• Exercise: In this material, which lines include the string "title"? Show them.

• Input material:
§ §

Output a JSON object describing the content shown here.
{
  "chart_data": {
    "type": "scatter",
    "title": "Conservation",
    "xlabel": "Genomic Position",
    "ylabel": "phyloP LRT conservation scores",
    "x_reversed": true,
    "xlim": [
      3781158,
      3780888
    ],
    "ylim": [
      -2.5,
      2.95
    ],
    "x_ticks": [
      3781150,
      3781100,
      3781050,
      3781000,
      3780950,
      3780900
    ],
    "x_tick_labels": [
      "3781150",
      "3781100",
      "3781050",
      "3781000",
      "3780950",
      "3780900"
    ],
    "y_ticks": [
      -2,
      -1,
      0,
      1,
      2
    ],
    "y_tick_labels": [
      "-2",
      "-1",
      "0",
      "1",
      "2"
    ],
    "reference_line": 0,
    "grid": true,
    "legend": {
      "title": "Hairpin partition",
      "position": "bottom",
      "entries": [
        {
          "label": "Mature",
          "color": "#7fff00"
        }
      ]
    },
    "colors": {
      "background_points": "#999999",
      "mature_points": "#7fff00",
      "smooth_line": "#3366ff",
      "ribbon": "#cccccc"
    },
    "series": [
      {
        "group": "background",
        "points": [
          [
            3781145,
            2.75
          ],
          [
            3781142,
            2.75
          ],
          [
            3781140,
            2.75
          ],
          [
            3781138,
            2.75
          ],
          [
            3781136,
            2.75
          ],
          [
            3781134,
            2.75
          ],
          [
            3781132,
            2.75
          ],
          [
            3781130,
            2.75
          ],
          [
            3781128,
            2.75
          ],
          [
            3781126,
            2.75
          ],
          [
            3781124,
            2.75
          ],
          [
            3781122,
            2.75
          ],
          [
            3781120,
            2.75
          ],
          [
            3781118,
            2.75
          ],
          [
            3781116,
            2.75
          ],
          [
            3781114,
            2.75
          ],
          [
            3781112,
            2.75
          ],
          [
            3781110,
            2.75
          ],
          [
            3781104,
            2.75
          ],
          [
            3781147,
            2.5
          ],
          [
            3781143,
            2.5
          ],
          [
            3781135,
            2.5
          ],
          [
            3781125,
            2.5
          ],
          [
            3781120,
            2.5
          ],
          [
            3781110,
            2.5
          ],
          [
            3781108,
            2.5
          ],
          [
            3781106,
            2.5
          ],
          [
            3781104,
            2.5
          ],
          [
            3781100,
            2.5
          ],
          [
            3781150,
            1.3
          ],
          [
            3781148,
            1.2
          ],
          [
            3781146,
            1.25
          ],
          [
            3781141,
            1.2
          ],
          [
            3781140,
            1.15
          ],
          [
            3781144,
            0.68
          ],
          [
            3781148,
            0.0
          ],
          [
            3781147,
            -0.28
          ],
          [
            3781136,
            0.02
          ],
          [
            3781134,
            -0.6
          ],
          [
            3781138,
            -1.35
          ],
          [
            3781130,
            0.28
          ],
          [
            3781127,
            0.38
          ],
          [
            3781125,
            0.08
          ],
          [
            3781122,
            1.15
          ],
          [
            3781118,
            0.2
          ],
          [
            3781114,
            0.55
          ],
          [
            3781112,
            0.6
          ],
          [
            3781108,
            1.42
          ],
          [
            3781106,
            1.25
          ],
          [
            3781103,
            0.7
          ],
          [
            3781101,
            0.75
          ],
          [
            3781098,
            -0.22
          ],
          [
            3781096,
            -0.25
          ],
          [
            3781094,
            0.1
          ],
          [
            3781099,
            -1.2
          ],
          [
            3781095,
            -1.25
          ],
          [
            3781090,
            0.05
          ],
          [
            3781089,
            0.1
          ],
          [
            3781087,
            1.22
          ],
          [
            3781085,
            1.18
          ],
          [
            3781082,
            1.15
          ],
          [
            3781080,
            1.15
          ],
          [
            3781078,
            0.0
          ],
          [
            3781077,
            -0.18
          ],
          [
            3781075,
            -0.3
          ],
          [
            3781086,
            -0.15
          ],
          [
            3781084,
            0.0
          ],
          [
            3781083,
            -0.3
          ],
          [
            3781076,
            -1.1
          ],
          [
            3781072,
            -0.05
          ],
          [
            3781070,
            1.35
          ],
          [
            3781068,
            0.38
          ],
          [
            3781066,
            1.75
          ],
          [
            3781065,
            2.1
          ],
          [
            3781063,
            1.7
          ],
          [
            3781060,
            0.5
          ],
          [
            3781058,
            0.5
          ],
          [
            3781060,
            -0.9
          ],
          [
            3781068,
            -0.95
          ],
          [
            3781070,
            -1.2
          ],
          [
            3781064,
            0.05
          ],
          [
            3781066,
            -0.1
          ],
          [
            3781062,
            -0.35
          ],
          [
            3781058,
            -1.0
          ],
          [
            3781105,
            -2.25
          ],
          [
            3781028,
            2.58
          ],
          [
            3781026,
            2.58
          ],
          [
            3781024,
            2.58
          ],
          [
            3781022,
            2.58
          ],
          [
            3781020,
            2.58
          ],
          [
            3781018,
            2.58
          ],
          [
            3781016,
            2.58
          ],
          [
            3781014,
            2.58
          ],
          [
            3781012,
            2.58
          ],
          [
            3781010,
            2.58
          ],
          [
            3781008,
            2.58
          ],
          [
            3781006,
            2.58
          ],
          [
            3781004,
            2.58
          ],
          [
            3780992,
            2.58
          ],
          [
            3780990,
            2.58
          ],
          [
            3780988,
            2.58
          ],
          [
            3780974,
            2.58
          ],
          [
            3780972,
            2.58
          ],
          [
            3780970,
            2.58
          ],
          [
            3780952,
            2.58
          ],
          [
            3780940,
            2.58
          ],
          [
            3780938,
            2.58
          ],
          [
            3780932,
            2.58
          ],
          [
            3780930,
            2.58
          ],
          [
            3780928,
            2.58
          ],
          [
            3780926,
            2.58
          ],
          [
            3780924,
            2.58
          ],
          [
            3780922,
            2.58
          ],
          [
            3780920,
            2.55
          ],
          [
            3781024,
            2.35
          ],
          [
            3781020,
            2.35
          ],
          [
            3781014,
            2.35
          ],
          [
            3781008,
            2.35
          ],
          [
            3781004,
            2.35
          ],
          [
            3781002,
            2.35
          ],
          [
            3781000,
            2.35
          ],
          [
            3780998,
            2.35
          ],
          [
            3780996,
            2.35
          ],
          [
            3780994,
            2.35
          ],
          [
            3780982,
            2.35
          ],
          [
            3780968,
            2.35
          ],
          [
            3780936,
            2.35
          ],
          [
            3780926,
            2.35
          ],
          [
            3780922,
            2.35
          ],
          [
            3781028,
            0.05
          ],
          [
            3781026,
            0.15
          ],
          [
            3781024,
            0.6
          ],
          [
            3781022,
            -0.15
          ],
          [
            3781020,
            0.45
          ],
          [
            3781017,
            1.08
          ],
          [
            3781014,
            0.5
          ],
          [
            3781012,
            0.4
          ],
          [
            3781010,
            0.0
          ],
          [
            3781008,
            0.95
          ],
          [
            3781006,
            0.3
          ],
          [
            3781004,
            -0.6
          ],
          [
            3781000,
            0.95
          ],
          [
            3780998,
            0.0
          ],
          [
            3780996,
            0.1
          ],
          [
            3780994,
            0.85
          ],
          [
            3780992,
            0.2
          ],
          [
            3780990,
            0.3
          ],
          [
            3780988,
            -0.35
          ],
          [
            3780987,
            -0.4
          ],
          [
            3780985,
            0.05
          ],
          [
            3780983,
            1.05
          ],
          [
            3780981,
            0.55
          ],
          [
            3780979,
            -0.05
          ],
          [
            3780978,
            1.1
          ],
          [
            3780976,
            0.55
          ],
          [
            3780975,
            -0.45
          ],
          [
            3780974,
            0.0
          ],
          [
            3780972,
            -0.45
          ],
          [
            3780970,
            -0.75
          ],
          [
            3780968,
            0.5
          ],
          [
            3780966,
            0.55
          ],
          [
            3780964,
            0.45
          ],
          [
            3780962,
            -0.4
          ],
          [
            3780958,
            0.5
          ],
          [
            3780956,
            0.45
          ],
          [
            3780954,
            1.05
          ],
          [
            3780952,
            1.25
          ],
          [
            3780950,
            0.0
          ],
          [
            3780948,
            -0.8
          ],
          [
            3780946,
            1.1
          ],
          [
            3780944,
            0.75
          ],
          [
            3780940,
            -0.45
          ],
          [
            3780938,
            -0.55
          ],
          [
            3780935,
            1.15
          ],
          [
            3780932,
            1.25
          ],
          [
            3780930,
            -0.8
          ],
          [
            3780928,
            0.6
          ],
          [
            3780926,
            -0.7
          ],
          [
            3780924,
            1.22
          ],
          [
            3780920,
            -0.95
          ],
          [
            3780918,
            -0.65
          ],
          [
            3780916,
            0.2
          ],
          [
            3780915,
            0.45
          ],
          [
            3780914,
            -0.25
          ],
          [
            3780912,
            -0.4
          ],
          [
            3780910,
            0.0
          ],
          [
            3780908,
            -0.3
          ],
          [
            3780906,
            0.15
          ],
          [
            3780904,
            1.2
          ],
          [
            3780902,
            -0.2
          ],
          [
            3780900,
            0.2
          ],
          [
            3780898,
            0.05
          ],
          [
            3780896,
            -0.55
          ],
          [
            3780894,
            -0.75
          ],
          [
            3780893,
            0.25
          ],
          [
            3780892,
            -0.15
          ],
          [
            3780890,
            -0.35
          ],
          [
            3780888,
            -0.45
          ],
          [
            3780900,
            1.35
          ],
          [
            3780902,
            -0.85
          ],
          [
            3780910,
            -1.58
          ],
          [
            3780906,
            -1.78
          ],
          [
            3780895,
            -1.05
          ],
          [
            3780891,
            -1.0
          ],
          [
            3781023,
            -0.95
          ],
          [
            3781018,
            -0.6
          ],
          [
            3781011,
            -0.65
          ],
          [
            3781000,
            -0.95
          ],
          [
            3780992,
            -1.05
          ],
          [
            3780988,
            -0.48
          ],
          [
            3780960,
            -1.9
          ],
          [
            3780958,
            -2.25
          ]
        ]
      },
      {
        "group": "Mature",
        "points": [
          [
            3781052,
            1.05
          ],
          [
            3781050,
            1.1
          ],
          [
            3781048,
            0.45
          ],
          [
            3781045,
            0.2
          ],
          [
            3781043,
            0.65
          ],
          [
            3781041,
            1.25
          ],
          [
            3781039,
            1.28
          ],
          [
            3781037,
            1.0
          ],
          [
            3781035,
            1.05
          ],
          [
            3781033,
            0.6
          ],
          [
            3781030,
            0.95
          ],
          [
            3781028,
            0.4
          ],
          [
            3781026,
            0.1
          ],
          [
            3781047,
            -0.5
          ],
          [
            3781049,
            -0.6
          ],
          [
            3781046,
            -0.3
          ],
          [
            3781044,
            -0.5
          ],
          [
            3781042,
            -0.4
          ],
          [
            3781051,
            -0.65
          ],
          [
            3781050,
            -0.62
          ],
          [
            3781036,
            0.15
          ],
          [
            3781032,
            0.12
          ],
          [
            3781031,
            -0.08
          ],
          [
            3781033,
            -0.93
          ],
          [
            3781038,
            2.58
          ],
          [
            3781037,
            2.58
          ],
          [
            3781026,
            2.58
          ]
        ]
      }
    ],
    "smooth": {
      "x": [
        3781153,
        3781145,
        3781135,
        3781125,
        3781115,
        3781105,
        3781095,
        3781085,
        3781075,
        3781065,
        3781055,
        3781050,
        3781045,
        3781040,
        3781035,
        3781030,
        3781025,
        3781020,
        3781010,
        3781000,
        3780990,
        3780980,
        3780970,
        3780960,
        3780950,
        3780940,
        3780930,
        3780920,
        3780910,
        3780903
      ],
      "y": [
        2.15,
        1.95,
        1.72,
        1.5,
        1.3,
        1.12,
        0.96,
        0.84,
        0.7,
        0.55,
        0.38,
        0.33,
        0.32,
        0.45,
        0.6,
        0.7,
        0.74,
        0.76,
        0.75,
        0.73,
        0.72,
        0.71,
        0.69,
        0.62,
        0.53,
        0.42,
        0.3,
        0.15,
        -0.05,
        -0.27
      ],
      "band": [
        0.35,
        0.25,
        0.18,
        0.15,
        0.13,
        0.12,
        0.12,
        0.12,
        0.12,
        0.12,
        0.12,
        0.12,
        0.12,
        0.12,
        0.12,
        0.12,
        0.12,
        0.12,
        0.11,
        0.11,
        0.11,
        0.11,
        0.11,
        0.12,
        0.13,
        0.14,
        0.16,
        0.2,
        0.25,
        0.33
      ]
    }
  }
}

§ §

• Answer box:
    "title": "Conservation",
      "title": "Hairpin partition",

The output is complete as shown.